**Task directions**
Select all lines in the records that include "mieux".

**Task material**
* * *

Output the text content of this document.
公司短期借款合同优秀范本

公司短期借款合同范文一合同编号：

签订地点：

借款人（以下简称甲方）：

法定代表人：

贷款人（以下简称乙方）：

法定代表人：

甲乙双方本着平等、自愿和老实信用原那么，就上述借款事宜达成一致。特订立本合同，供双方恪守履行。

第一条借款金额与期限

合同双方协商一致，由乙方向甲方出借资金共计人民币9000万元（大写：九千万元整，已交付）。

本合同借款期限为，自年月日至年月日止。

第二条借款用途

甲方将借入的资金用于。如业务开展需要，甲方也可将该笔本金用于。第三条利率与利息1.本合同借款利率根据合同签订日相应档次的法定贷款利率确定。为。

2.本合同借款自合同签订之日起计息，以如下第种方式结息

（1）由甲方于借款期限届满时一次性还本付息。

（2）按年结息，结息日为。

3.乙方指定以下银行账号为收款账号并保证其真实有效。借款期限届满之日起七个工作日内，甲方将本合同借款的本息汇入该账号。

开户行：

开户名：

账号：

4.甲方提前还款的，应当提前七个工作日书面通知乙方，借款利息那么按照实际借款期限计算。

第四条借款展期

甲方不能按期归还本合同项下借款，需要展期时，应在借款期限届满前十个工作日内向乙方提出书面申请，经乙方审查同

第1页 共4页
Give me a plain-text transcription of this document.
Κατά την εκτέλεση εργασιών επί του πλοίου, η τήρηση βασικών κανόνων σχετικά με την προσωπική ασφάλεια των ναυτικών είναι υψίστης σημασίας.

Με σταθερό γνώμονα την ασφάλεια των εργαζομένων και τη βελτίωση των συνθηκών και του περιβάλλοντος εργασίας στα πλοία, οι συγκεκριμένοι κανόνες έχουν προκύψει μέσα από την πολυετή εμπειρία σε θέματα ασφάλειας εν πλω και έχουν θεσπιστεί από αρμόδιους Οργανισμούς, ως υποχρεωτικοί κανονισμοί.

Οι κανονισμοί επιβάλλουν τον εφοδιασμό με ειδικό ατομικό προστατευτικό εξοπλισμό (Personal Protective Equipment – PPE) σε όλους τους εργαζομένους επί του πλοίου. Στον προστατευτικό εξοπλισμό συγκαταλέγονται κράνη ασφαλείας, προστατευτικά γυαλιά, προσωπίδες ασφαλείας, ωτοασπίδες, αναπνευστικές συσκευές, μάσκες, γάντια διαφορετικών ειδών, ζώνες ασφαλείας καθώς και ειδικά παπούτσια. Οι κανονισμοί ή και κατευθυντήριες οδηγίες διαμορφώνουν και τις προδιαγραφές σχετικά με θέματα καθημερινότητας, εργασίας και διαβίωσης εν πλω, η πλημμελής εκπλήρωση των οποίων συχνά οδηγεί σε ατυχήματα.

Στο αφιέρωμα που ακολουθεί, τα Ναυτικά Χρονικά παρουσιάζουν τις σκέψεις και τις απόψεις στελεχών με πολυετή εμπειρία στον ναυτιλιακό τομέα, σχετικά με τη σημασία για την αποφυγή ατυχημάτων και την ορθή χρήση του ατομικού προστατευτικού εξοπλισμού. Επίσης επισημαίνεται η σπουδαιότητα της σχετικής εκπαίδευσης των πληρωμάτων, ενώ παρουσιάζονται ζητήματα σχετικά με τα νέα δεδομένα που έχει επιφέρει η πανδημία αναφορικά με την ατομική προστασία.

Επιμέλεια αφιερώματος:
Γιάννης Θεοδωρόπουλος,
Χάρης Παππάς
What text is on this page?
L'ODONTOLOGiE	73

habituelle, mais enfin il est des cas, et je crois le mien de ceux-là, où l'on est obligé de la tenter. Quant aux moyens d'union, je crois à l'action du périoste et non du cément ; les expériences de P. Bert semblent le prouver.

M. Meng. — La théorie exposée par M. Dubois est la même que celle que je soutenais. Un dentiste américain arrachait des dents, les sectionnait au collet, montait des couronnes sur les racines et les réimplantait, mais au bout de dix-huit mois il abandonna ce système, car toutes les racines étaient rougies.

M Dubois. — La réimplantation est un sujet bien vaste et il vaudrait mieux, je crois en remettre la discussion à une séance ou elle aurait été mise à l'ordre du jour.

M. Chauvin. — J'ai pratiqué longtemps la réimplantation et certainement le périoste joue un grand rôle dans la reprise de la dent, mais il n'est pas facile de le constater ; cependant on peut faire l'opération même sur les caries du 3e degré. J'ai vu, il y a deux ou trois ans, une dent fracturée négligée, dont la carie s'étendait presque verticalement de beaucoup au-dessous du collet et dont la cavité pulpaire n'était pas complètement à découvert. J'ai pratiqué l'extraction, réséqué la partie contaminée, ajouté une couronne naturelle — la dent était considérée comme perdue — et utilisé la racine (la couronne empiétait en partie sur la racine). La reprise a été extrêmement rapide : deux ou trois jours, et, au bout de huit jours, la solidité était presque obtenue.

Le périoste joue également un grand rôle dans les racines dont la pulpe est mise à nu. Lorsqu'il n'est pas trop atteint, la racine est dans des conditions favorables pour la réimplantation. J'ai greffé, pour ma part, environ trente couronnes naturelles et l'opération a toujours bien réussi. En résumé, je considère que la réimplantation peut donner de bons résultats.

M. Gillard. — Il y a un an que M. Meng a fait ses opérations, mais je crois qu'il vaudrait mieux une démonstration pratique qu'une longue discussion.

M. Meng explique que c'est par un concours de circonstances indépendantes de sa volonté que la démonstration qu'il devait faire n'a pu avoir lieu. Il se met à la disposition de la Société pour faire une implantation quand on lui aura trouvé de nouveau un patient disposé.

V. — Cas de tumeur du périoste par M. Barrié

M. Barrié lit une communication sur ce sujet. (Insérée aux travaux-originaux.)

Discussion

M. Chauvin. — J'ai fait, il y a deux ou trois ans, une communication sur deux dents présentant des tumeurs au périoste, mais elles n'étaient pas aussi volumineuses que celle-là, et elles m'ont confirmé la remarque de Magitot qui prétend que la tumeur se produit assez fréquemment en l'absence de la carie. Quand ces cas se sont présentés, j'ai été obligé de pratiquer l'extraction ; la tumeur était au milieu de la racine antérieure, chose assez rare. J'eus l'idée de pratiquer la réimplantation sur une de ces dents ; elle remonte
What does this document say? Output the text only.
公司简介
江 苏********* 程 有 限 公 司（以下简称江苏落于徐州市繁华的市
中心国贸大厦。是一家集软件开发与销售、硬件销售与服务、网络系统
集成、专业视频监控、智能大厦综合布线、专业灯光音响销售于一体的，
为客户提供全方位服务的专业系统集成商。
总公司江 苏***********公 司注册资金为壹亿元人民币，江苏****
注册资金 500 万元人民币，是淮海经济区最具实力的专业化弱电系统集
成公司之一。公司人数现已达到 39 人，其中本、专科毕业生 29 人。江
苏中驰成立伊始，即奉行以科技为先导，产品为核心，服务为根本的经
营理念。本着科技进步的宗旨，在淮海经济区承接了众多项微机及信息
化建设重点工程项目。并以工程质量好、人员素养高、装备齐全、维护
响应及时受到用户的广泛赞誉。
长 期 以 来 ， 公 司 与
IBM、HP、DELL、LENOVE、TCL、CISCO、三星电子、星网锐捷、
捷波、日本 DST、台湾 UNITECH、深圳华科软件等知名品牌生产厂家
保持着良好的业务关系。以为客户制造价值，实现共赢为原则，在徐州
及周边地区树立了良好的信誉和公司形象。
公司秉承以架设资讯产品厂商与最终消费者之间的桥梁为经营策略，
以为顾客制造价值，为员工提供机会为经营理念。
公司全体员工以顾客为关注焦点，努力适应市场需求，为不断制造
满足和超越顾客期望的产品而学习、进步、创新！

* * *

**Completed task**
M Dubois. — La réimplantation est un sujet bien vaste et il vaudrait mieux, je crois en remettre la discussion à une séance ou elle aurait été mise à l'ordre du jour.
M. Gillard. — Il y a un an que M. Meng a fait ses opérations, mais je crois qu'il vaudrait mieux une démonstration pratique qu'une longue discussion.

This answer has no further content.